## EXERCISE GOAL
From the material below, extract every line that contains the string "Board".

## ENTRIES
====

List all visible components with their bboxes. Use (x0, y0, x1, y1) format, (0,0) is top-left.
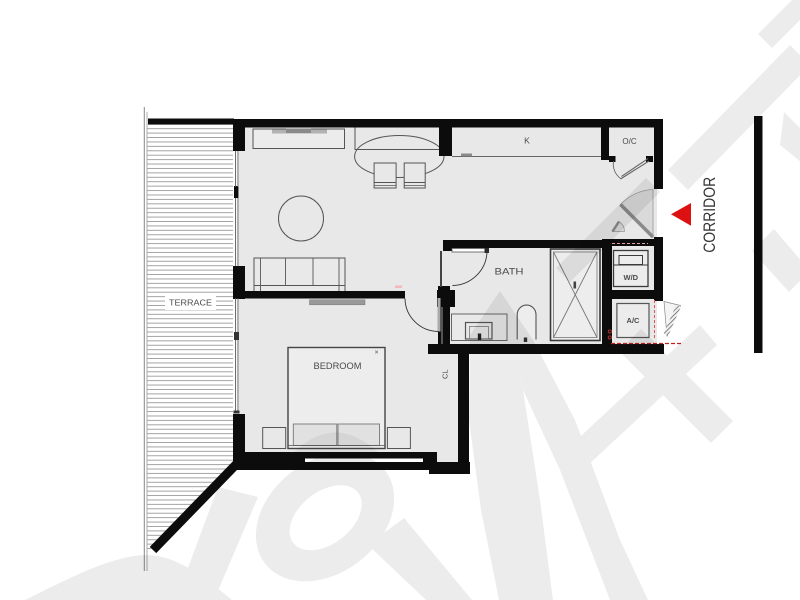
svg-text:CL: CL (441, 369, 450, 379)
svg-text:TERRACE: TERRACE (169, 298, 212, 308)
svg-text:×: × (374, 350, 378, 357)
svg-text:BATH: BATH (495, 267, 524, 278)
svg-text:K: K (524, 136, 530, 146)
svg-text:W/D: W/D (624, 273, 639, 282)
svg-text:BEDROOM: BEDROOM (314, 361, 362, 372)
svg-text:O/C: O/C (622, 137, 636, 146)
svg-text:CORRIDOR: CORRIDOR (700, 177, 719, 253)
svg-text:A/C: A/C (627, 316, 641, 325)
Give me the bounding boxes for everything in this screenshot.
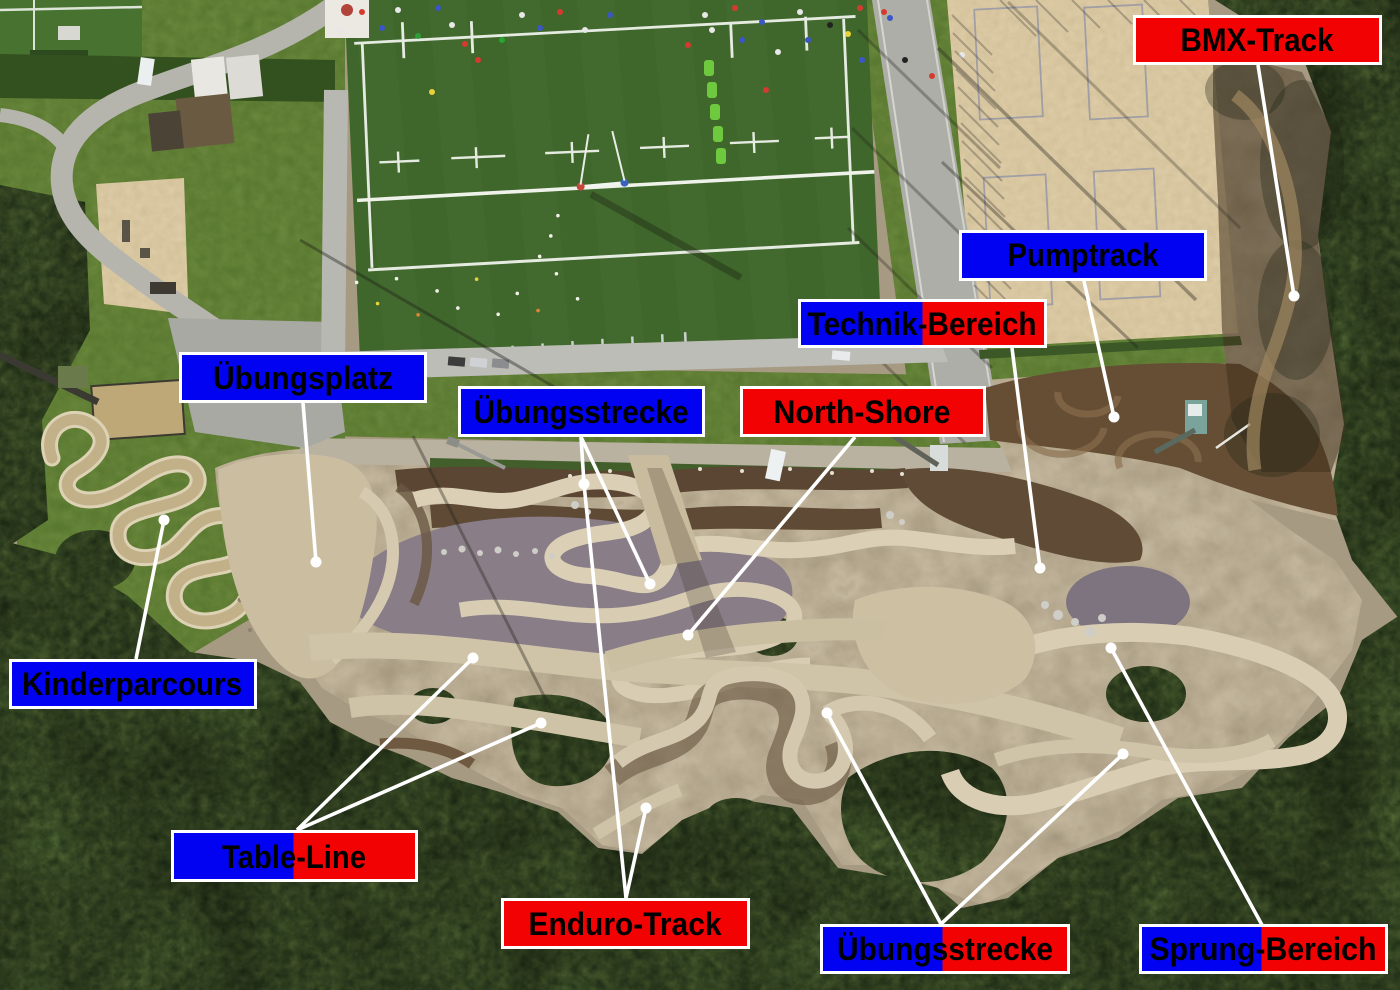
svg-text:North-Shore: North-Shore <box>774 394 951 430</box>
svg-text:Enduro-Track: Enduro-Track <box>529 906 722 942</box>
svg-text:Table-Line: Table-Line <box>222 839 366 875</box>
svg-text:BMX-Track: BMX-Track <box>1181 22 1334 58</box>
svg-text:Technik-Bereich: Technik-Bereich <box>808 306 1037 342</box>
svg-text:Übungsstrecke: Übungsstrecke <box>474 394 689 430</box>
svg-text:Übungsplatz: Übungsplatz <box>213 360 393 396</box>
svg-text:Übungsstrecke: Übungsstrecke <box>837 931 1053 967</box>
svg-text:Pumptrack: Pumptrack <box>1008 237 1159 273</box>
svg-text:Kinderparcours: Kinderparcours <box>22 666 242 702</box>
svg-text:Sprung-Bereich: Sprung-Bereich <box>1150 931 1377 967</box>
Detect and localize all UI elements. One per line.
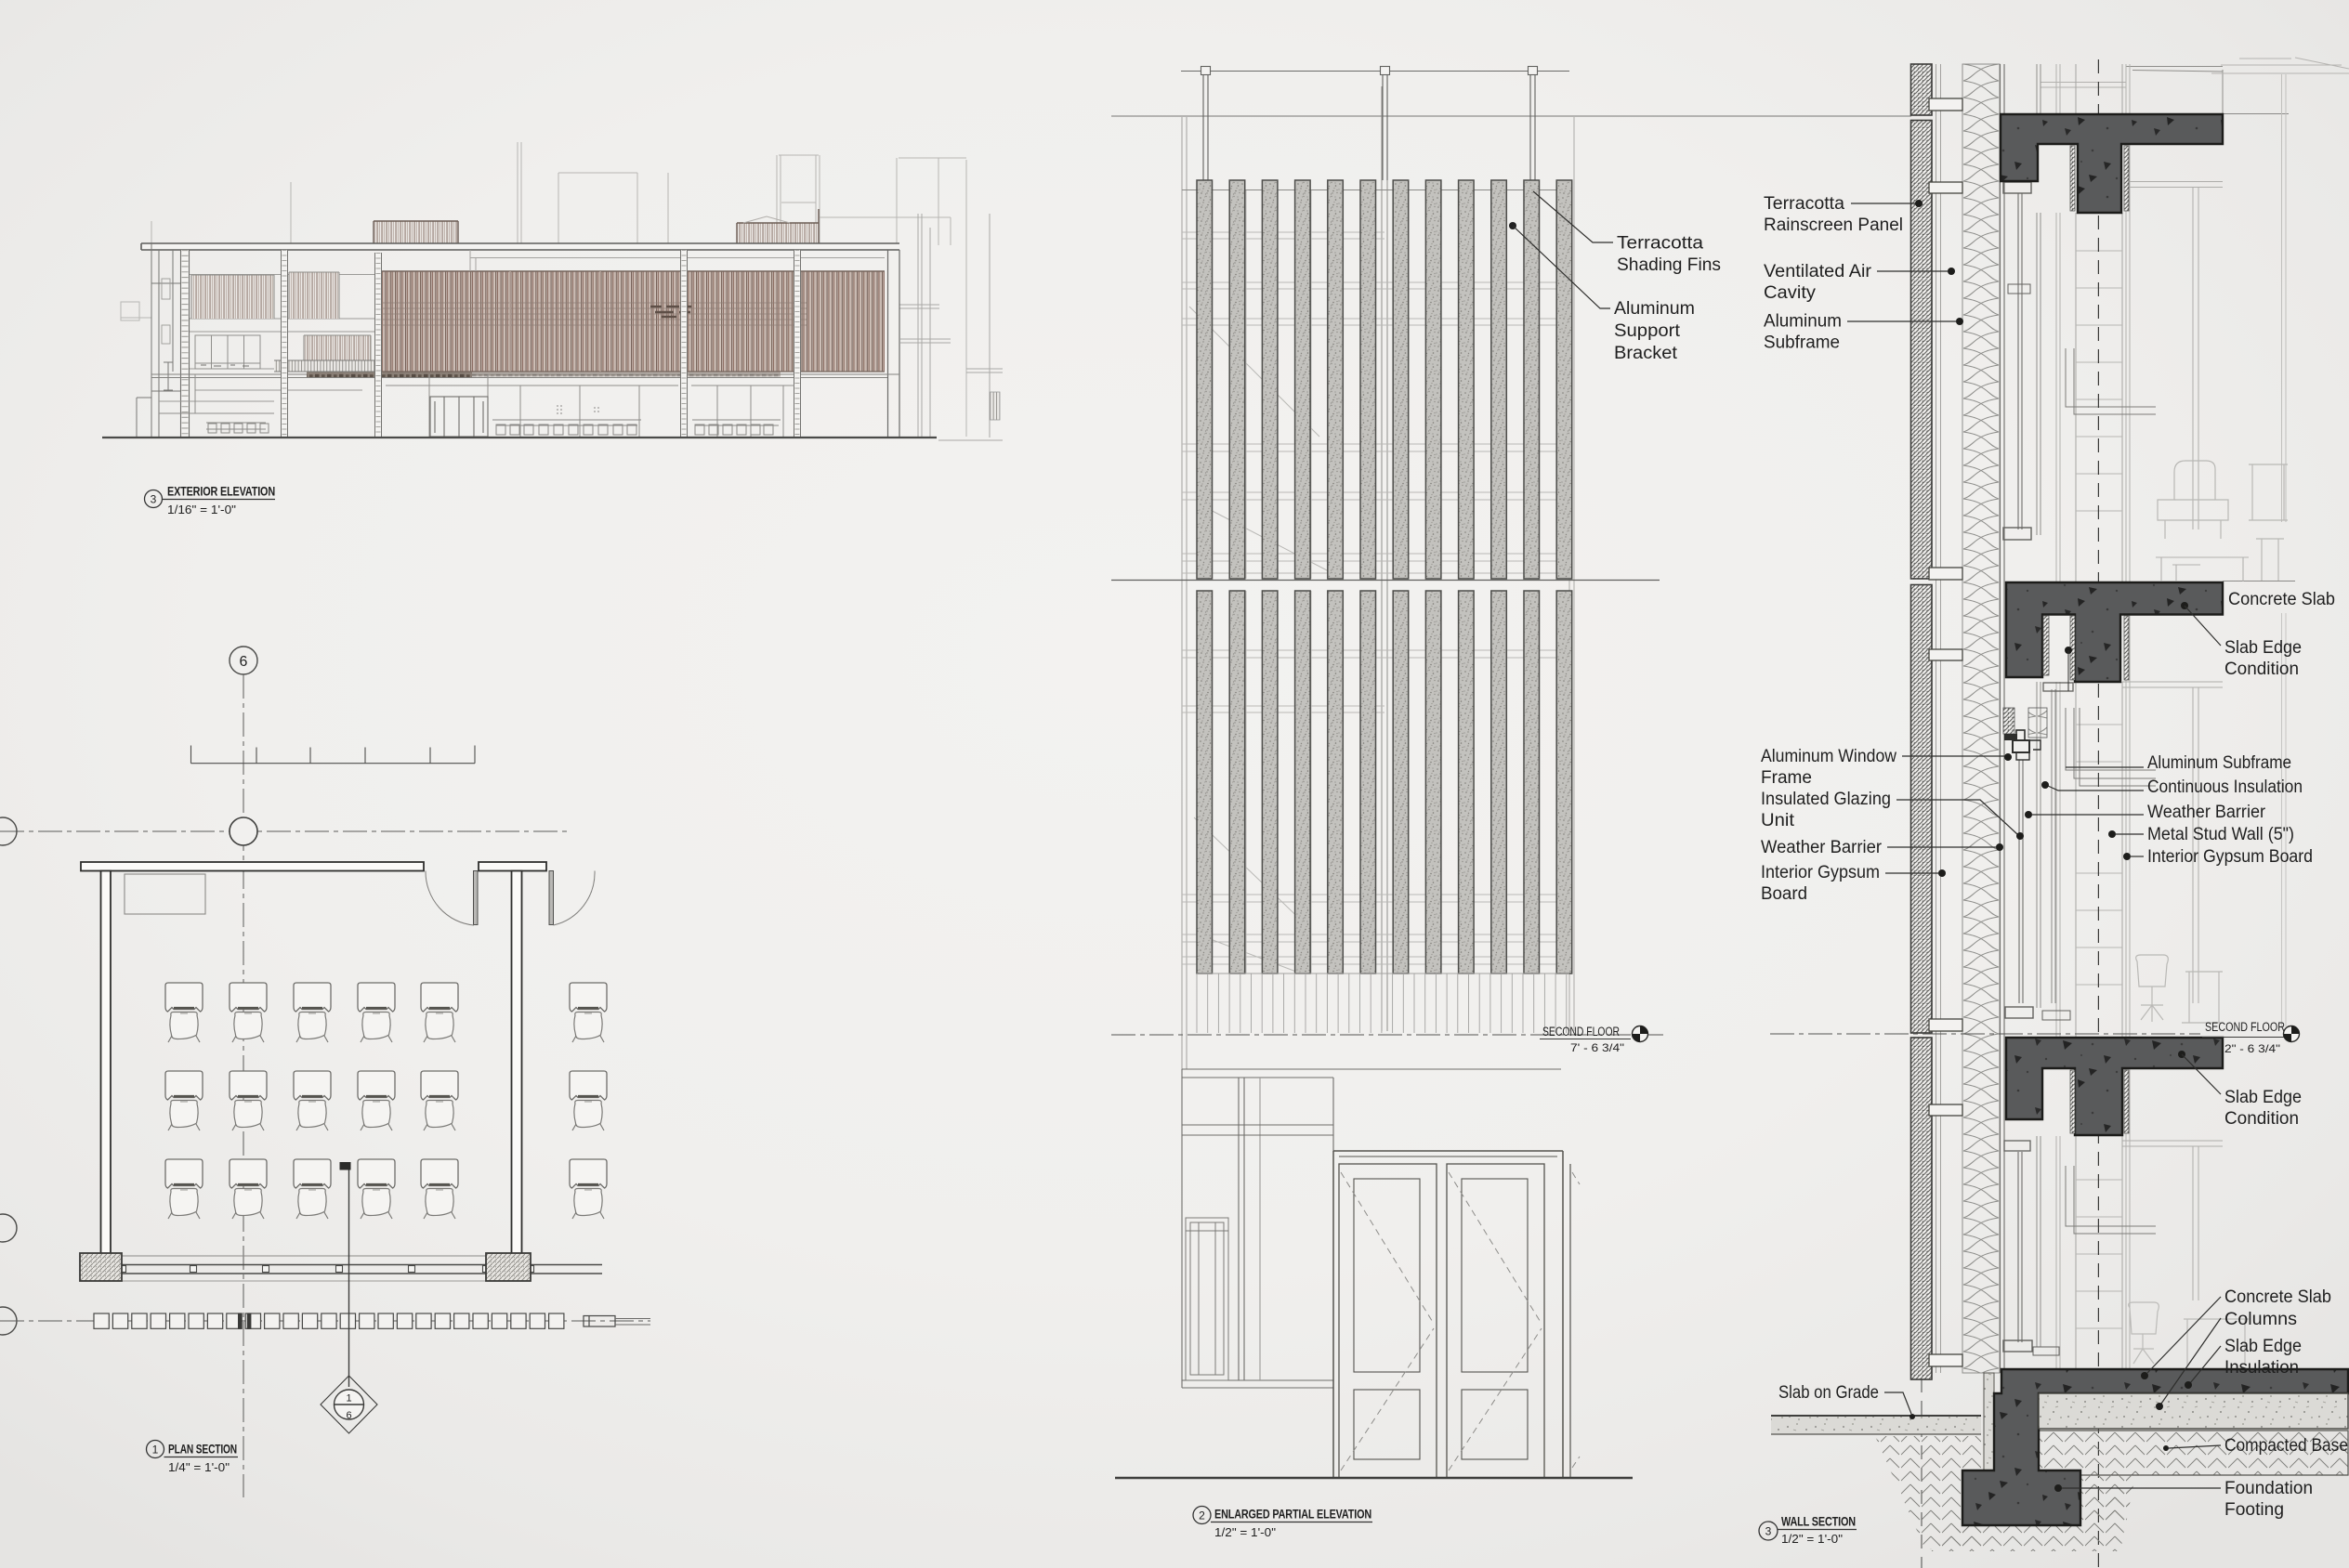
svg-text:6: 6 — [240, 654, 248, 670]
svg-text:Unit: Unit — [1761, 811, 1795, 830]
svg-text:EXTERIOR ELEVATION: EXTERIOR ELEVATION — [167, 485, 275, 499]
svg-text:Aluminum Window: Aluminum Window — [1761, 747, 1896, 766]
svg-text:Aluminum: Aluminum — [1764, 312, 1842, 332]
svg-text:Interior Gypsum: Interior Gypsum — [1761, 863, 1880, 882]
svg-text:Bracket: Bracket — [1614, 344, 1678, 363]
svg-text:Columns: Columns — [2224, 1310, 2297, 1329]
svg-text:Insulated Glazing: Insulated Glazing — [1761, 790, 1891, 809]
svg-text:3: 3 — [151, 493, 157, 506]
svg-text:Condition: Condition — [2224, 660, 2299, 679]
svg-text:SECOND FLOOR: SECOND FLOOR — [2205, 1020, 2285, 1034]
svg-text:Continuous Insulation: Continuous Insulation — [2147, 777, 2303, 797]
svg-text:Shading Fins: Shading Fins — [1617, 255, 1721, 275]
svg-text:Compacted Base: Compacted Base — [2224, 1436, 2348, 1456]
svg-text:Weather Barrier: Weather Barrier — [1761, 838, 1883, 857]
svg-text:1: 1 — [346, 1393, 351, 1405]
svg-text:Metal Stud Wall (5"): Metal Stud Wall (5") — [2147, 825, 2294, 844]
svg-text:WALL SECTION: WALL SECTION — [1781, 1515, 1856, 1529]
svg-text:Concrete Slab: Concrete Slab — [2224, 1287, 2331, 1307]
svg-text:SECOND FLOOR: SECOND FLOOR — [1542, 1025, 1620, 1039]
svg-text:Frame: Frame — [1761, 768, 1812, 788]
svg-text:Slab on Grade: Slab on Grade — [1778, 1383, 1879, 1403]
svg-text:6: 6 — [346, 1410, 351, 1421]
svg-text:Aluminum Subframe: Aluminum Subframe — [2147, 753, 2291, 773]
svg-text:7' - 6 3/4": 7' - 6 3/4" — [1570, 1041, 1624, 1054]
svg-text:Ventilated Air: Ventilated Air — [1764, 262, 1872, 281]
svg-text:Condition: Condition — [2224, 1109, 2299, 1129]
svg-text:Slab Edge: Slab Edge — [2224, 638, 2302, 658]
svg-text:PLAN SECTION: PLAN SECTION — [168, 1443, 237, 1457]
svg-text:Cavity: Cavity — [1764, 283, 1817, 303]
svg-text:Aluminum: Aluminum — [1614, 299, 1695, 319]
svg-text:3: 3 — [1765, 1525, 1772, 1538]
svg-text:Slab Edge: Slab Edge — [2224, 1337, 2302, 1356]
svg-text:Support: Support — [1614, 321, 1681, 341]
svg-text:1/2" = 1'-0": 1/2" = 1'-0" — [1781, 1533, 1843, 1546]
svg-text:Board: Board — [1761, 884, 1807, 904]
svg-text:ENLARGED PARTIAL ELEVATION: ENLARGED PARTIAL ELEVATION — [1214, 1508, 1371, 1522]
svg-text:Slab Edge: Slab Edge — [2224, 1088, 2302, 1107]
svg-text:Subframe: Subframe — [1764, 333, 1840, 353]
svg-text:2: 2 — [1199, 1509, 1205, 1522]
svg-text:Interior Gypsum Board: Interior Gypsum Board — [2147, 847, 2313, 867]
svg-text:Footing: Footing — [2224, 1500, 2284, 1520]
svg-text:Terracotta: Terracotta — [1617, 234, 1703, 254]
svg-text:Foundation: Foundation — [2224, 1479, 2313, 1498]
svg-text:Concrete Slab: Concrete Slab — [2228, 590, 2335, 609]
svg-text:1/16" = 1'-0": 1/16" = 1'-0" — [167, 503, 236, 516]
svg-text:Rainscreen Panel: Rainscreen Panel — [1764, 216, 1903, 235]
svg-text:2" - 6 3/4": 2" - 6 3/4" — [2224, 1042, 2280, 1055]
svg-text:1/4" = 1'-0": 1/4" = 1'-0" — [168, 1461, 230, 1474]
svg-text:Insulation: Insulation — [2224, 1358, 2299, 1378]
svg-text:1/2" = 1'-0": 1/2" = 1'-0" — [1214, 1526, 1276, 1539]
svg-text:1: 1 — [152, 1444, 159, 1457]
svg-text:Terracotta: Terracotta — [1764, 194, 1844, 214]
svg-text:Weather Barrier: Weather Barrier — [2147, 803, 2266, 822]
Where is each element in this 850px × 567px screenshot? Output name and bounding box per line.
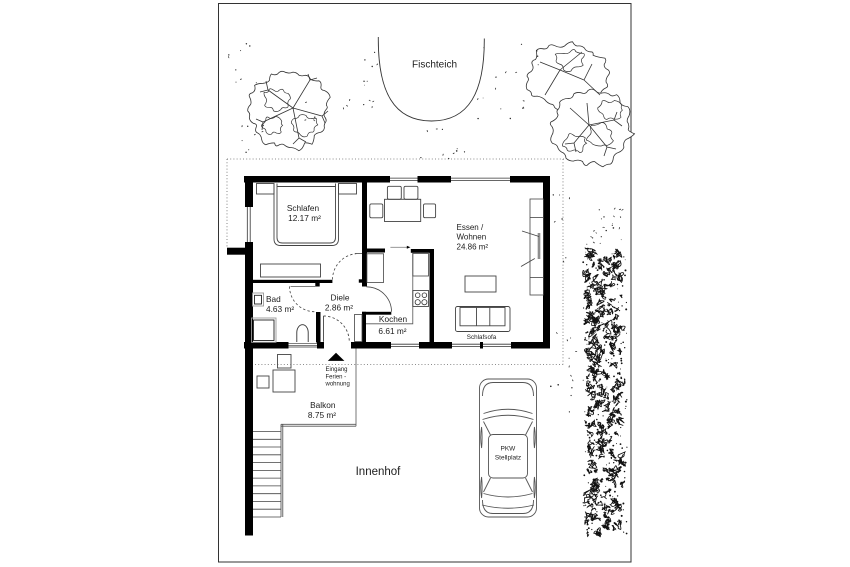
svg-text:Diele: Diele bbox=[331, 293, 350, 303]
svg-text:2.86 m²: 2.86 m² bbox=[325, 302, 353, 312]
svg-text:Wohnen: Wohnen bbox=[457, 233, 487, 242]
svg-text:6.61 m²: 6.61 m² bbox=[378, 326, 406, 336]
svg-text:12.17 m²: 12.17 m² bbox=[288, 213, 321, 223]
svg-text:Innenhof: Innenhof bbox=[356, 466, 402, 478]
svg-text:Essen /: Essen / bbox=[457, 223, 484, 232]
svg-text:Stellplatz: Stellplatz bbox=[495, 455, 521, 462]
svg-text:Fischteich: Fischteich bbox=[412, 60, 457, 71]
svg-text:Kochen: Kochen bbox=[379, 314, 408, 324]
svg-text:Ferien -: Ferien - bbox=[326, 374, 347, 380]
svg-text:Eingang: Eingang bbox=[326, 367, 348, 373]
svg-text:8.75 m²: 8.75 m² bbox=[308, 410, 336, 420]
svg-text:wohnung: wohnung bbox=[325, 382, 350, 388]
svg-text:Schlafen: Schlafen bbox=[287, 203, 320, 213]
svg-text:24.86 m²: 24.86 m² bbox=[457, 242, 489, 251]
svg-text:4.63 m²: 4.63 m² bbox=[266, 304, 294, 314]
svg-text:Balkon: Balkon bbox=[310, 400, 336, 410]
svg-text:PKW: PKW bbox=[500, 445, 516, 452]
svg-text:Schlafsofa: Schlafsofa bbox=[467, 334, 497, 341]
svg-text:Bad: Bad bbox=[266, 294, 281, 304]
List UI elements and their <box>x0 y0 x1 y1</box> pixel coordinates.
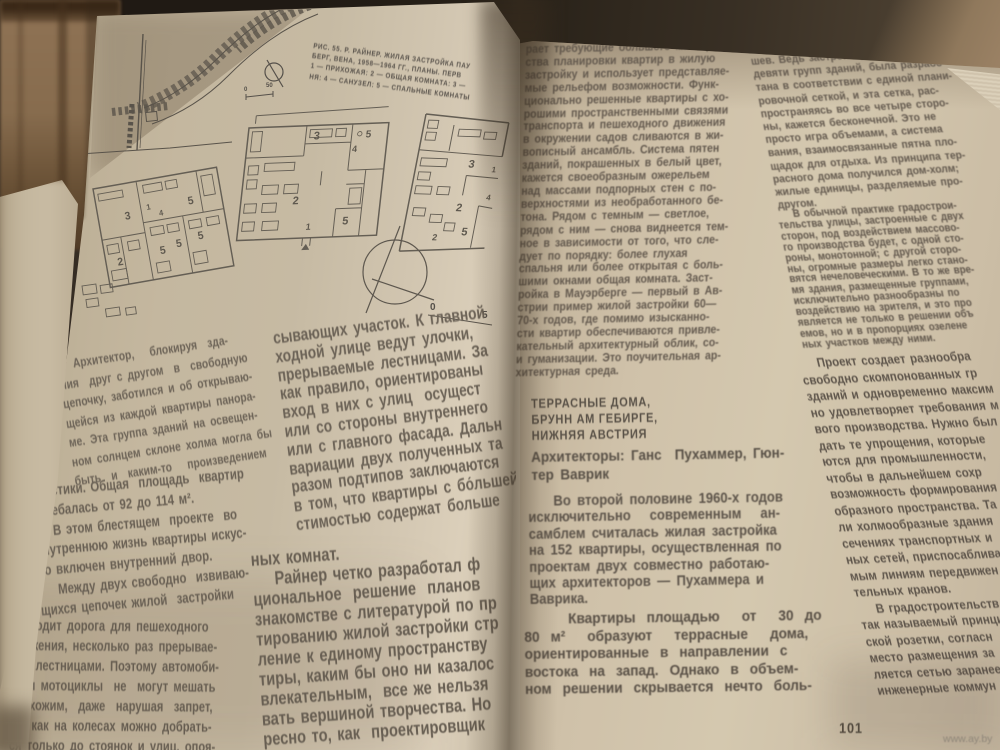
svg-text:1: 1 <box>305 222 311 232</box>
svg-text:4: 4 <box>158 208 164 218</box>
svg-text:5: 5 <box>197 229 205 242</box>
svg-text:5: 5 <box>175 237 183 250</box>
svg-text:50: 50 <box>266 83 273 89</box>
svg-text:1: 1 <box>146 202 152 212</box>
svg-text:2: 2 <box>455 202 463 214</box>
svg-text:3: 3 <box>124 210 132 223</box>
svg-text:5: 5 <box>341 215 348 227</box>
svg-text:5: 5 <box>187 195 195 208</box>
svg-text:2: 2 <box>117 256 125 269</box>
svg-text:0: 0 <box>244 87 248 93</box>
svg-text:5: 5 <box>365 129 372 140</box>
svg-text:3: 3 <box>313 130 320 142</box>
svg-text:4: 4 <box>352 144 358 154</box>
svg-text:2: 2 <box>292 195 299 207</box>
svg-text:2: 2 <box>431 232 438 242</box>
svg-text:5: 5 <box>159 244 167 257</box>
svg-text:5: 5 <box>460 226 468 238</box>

====

## RESULT FOR THIS EXERCISE
svg-text:Board: Board — [1761, 884, 1807, 904]
svg-text:Interior Gypsum Board: Interior Gypsum Board — [2147, 847, 2313, 867]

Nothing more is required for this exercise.